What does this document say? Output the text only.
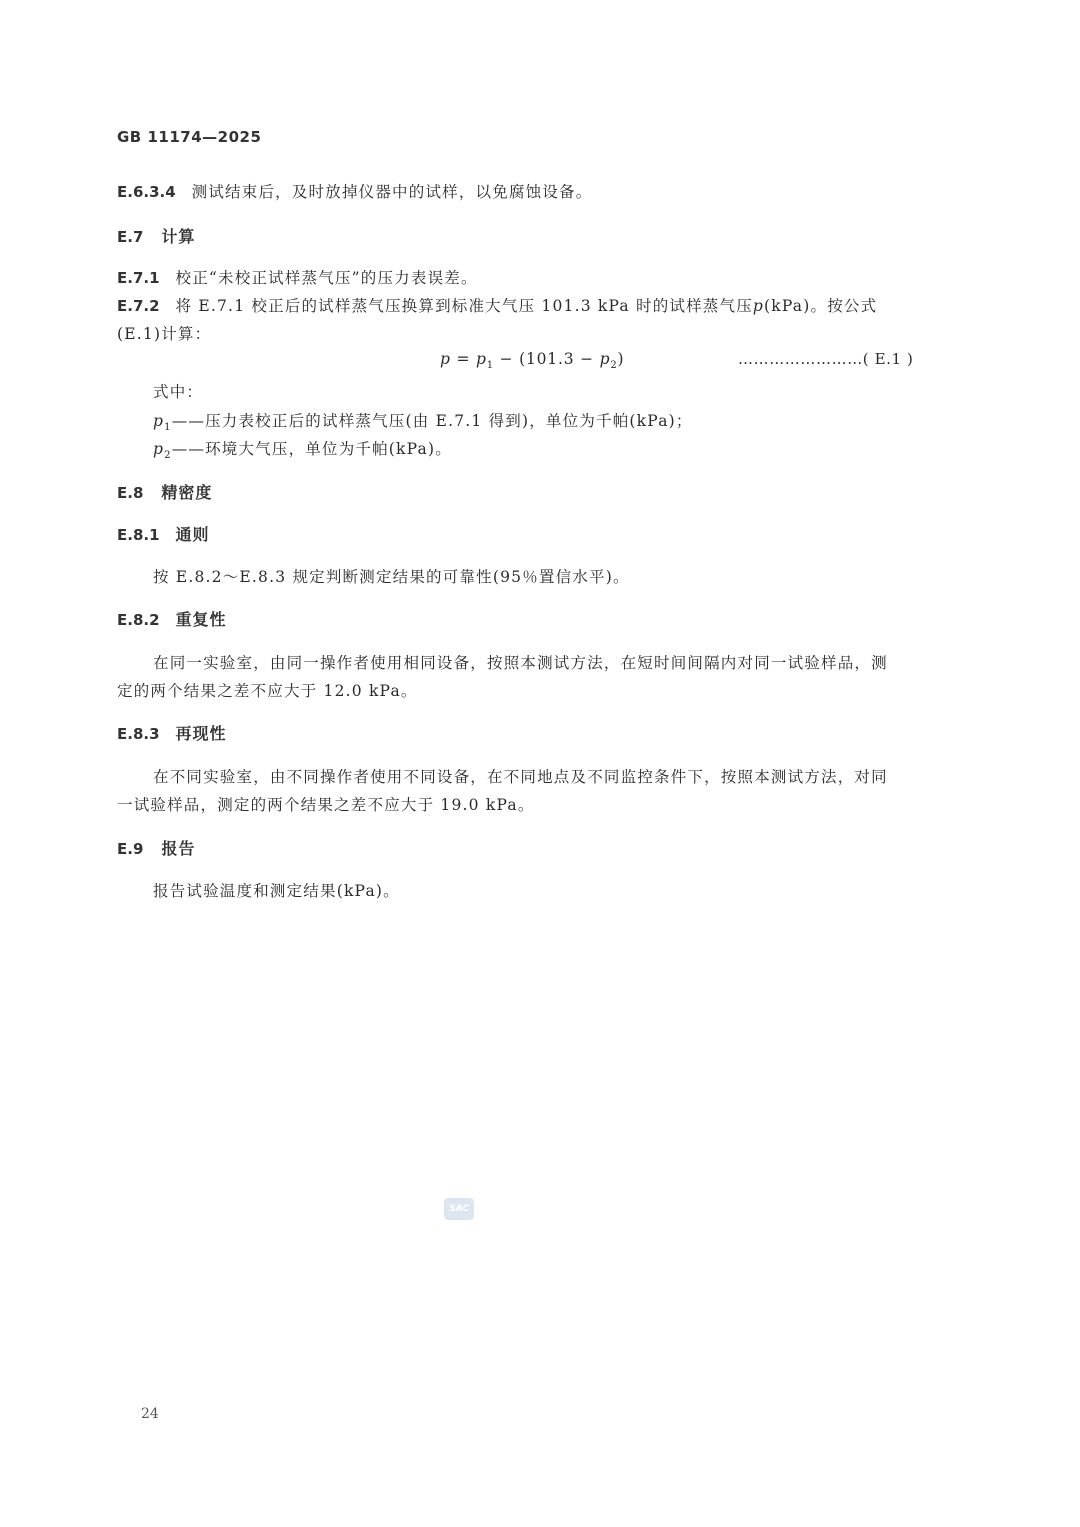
GB 11174—2025
E.6.3.4 测试结束后，及时放掉仪器中的试样，以免腐蚀设备。
E.7 计算
E.7.1 校正“未校正试样蒸气压”的压力表误差。
E.7.2 将 E.7.1 校正后的试样蒸气压换算到标准大气压 101.3 kPa 时的试样蒸气压 p (kPa)。按公式
(E.1)计算：
$p = p_1 - (101.3 - p_2)$	……………………( E.1 )
式中：
$p_1——$压力表校正后的试样蒸气压(由 E.7.1 得到)，单位为千帕(kPa)；
$p_2——$环境大气压，单位为千帕(kPa)。
E.8 精密度
E.8.1 通则
按 E.8.2～E.8.3 规定判断测定结果的可靠性(95％置信水平)。
E.8.2 重复性
在同一实验室，由同一操作者使用相同设备，按照本测试方法，在短时间间隔内对同一试验样品，测
定的两个结果之差不应大于 12.0 kPa。
E.8.3 再现性
在不同实验室，由不同操作者使用不同设备，在不同地点及不同监控条件下，按照本测试方法，对同
一试验样品，测定的两个结果之差不应大于 19.0 kPa。
E.9 报告
报告试验温度和测定结果(kPa)。
SAC
24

---

_SHORT PROBLEM:_ Copy out all the data without changing anything, and drop the pictures.

_COMPLETED TASK:_
What does this document say? Output the text only.
GB 11174—2025
E.6.3.4 测试结束后，及时放掉仪器中的试样，以免腐蚀设备。
E.7 计算
E.7.1 校正“未校正试样蒸气压”的压力表误差。
E.7.2 将 E.7.1 校正后的试样蒸气压换算到标准大气压 101.3 kPa 时的试样蒸气压 p (kPa)。按公式
(E.1)计算：
$p = p_1 - (101.3 - p_2)$	……………………( E.1 )
式中：
$p_1——$压力表校正后的试样蒸气压(由 E.7.1 得到)，单位为千帕(kPa)；
$p_2——$环境大气压，单位为千帕(kPa)。
E.8 精密度
E.8.1 通则
按 E.8.2～E.8.3 规定判断测定结果的可靠性(95％置信水平)。
E.8.2 重复性
在同一实验室，由同一操作者使用相同设备，按照本测试方法，在短时间间隔内对同一试验样品，测
定的两个结果之差不应大于 12.0 kPa。
E.8.3 再现性
在不同实验室，由不同操作者使用不同设备，在不同地点及不同监控条件下，按照本测试方法，对同
一试验样品，测定的两个结果之差不应大于 19.0 kPa。
E.9 报告
报告试验温度和测定结果(kPa)。
SAC
24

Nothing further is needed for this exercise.